EXERCISE INSTRUCTIONS: Find the lines that hold the word "this" and return them.

Recorded data
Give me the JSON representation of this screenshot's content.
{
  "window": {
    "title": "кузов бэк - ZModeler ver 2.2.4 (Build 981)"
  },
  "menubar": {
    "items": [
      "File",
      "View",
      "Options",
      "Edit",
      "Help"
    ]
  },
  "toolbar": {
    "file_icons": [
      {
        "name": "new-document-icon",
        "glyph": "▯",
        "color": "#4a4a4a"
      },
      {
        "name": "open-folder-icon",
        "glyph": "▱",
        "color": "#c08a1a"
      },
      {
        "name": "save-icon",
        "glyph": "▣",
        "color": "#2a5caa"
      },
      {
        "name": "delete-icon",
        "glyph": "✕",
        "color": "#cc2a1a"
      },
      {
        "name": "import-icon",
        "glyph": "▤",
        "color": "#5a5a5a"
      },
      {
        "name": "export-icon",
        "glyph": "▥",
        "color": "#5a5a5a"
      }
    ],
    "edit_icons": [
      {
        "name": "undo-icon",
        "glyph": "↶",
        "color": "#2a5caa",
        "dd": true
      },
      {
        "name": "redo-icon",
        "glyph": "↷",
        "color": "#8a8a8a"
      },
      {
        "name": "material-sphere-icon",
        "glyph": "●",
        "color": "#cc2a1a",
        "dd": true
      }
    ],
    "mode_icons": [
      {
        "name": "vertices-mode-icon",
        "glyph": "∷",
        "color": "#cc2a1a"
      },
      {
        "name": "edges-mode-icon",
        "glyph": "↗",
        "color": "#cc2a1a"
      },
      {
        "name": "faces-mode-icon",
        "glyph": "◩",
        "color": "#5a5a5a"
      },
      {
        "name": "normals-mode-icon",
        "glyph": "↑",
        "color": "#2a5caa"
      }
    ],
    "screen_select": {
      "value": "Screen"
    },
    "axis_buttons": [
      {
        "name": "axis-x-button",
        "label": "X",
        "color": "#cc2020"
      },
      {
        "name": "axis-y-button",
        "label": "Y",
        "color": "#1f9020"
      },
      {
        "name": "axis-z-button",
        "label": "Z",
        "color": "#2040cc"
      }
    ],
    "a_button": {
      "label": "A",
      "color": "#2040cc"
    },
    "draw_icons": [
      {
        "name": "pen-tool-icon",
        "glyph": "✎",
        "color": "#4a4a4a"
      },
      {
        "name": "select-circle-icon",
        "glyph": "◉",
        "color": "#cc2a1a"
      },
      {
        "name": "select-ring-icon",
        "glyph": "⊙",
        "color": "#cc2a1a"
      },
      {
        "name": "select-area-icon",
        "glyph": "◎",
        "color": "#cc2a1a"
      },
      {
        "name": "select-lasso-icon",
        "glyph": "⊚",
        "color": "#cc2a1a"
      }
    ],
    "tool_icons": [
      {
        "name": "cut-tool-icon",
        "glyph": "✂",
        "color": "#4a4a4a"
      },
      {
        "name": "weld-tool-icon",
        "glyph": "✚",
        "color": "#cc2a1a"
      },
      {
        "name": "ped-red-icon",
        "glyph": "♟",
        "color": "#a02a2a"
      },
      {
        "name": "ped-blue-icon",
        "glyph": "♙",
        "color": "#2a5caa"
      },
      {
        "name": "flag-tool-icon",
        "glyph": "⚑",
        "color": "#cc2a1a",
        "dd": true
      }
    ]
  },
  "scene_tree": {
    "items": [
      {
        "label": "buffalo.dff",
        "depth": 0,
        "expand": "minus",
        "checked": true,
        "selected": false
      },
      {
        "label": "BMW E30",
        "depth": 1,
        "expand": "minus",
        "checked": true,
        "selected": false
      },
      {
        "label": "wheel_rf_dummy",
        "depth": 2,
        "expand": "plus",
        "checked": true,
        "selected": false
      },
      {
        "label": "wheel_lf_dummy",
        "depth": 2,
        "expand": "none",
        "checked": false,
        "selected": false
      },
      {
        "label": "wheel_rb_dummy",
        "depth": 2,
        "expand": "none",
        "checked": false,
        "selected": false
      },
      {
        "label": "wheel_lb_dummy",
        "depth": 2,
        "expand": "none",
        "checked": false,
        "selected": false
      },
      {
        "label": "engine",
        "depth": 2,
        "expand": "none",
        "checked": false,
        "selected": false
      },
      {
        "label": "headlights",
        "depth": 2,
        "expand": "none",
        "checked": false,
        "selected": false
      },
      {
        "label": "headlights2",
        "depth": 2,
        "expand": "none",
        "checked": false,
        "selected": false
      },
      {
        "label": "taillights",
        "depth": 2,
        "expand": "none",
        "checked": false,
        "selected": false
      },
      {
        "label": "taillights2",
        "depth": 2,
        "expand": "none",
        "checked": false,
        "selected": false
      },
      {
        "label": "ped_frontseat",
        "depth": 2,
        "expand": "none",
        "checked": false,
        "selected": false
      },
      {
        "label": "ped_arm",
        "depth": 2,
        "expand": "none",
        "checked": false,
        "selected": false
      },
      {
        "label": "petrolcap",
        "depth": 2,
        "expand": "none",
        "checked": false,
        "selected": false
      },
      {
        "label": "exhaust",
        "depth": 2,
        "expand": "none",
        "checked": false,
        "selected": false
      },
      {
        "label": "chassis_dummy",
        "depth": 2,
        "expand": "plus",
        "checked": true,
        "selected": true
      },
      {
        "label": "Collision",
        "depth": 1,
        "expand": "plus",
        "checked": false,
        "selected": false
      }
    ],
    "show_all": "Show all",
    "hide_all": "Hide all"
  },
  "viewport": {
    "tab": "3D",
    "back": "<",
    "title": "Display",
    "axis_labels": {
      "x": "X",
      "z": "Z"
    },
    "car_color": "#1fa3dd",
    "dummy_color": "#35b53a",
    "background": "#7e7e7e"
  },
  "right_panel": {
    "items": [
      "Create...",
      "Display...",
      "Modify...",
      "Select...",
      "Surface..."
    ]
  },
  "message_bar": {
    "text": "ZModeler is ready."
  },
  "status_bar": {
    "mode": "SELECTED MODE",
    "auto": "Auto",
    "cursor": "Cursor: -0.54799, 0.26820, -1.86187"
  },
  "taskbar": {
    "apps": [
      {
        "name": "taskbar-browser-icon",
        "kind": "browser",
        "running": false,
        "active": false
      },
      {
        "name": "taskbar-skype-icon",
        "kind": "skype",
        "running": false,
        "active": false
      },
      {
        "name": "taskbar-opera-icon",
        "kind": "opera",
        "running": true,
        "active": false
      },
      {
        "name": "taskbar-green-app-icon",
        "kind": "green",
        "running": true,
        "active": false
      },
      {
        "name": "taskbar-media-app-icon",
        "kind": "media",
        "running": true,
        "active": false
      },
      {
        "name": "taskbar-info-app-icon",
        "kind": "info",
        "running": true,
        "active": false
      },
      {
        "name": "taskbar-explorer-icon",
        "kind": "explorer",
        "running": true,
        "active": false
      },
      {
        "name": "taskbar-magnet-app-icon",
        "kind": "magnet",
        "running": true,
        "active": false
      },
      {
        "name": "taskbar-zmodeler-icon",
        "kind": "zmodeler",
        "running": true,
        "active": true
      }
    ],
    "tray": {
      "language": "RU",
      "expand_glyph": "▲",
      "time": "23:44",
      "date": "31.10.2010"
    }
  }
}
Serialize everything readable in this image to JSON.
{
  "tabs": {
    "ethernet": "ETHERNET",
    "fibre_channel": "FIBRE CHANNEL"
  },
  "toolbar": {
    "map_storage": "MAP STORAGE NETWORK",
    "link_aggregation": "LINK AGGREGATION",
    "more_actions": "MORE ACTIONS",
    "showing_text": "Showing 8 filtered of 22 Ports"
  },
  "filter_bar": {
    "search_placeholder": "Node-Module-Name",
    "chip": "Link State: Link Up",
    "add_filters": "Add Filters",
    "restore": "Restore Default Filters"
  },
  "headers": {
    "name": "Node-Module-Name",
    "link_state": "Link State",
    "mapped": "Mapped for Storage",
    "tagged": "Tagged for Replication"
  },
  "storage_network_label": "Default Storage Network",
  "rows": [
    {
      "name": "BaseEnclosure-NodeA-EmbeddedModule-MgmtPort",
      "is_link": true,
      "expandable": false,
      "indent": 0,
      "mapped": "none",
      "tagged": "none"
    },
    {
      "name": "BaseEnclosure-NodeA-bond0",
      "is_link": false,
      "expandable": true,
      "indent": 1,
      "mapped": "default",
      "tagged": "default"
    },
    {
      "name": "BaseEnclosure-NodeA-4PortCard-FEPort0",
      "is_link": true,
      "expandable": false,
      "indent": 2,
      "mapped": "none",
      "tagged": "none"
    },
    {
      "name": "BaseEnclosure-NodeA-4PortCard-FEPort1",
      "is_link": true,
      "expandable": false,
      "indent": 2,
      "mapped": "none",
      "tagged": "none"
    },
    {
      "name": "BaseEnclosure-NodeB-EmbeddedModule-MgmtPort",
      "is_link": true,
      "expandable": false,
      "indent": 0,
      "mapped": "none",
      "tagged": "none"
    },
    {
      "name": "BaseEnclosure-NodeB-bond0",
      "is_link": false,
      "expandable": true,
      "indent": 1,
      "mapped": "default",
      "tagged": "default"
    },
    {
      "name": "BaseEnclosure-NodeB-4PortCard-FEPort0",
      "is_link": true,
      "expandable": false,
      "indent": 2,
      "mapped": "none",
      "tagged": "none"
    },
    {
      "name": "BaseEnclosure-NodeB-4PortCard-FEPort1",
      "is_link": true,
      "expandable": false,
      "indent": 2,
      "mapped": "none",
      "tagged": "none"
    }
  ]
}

REPLY TO THE TASK:
Give me the JSON representation of this screenshot's content.
Serialize everything readable in this image to JSON.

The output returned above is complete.